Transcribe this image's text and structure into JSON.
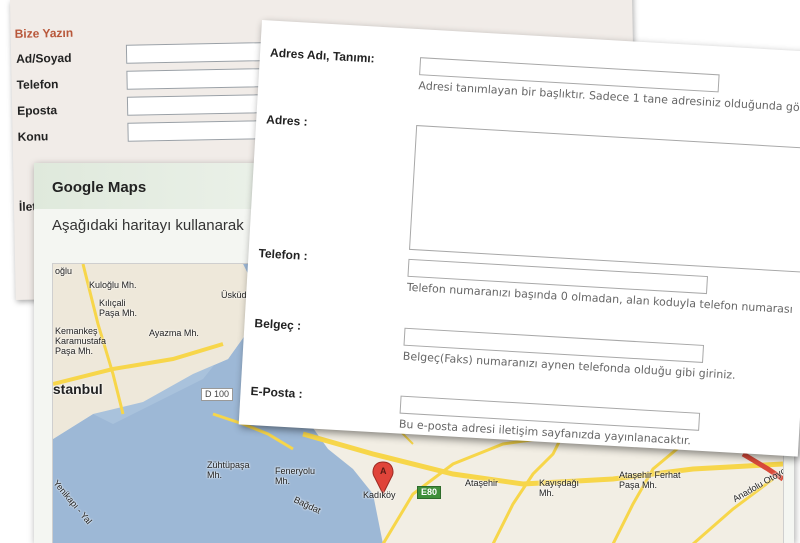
{
  "contact_form": {
    "title": "Bize Yazın",
    "labels": [
      "Ad/Soyad",
      "Telefon",
      "Eposta",
      "Konu"
    ],
    "partial_label": "İlet"
  },
  "google_maps": {
    "title": "Google Maps",
    "intro": "Aşağıdaki haritayı kullanarak",
    "marker_letter": "A",
    "places": {
      "ogl": "oğlu",
      "kuloglu": "Kuloğlu Mh.",
      "kilicali": "Kılıçali\nPaşa Mh.",
      "uskudar": "Üsküdar",
      "kemankes": "Kemankeş\nKaramustafa\nPaşa Mh.",
      "ayazma": "Ayazma Mh.",
      "istanbul": "İstanbul",
      "zuhtupasa": "Zühtüpaşa\nMh.",
      "feneryolu": "Feneryolu\nMh.",
      "kadikoy": "Kadıköy",
      "atasehir": "Ataşehir",
      "kayisdagi": "Kayışdağı\nMh.",
      "atasehir_ferhat": "Ataşehir Ferhat\nPaşa Mh.",
      "anadolu": "Anadolu Otoyolu",
      "yenikapi": "Yenikapı - Yal",
      "bagdat": "Bağdat"
    },
    "road_shields": {
      "d100": "D 100",
      "e80": "E80"
    }
  },
  "address_form": {
    "fields": [
      {
        "label": "Adres Adı, Tanımı:",
        "hint": "Adresi tanımlayan bir başlıktır. Sadece 1 tane adresiniz olduğunda göster"
      },
      {
        "label": "Adres :"
      },
      {
        "label": "Telefon :",
        "hint": "Telefon numaranızı başında 0 olmadan, alan koduyla telefon numarası"
      },
      {
        "label": "Belgeç :",
        "hint": "Belgeç(Faks) numaranızı aynen telefonda olduğu gibi giriniz."
      },
      {
        "label": "E-Posta :",
        "hint": "Bu e-posta adresi iletişim sayfanızda yayınlanacaktır."
      }
    ]
  },
  "colors": {
    "contact_title": "#b8573a",
    "map_water": "#9db8d6",
    "map_land": "#f2eee4",
    "map_road_yellow": "#f7d64a",
    "map_shield_green": "#3f8f3a",
    "marker_red": "#e0443a"
  }
}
════════════════
Requirements | Take the listing above and print it exactly, apart from the pictures.

Exercise answer |
Transcribe this image's text and structure into JSON.
{
  "contact_form": {
    "title": "Bize Yazın",
    "labels": [
      "Ad/Soyad",
      "Telefon",
      "Eposta",
      "Konu"
    ],
    "partial_label": "İlet"
  },
  "google_maps": {
    "title": "Google Maps",
    "intro": "Aşağıdaki haritayı kullanarak",
    "marker_letter": "A",
    "places": {
      "ogl": "oğlu",
      "kuloglu": "Kuloğlu Mh.",
      "kilicali": "Kılıçali\nPaşa Mh.",
      "uskudar": "Üsküdar",
      "kemankes": "Kemankeş\nKaramustafa\nPaşa Mh.",
      "ayazma": "Ayazma Mh.",
      "istanbul": "İstanbul",
      "zuhtupasa": "Zühtüpaşa\nMh.",
      "feneryolu": "Feneryolu\nMh.",
      "kadikoy": "Kadıköy",
      "atasehir": "Ataşehir",
      "kayisdagi": "Kayışdağı\nMh.",
      "atasehir_ferhat": "Ataşehir Ferhat\nPaşa Mh.",
      "anadolu": "Anadolu Otoyolu",
      "yenikapi": "Yenikapı - Yal",
      "bagdat": "Bağdat"
    },
    "road_shields": {
      "d100": "D 100",
      "e80": "E80"
    }
  },
  "address_form": {
    "fields": [
      {
        "label": "Adres Adı, Tanımı:",
        "hint": "Adresi tanımlayan bir başlıktır. Sadece 1 tane adresiniz olduğunda göster"
      },
      {
        "label": "Adres :"
      },
      {
        "label": "Telefon :",
        "hint": "Telefon numaranızı başında 0 olmadan, alan koduyla telefon numarası"
      },
      {
        "label": "Belgeç :",
        "hint": "Belgeç(Faks) numaranızı aynen telefonda olduğu gibi giriniz."
      },
      {
        "label": "E-Posta :",
        "hint": "Bu e-posta adresi iletişim sayfanızda yayınlanacaktır."
      }
    ]
  },
  "colors": {
    "contact_title": "#b8573a",
    "map_water": "#9db8d6",
    "map_land": "#f2eee4",
    "map_road_yellow": "#f7d64a",
    "map_shield_green": "#3f8f3a",
    "marker_red": "#e0443a"
  }
}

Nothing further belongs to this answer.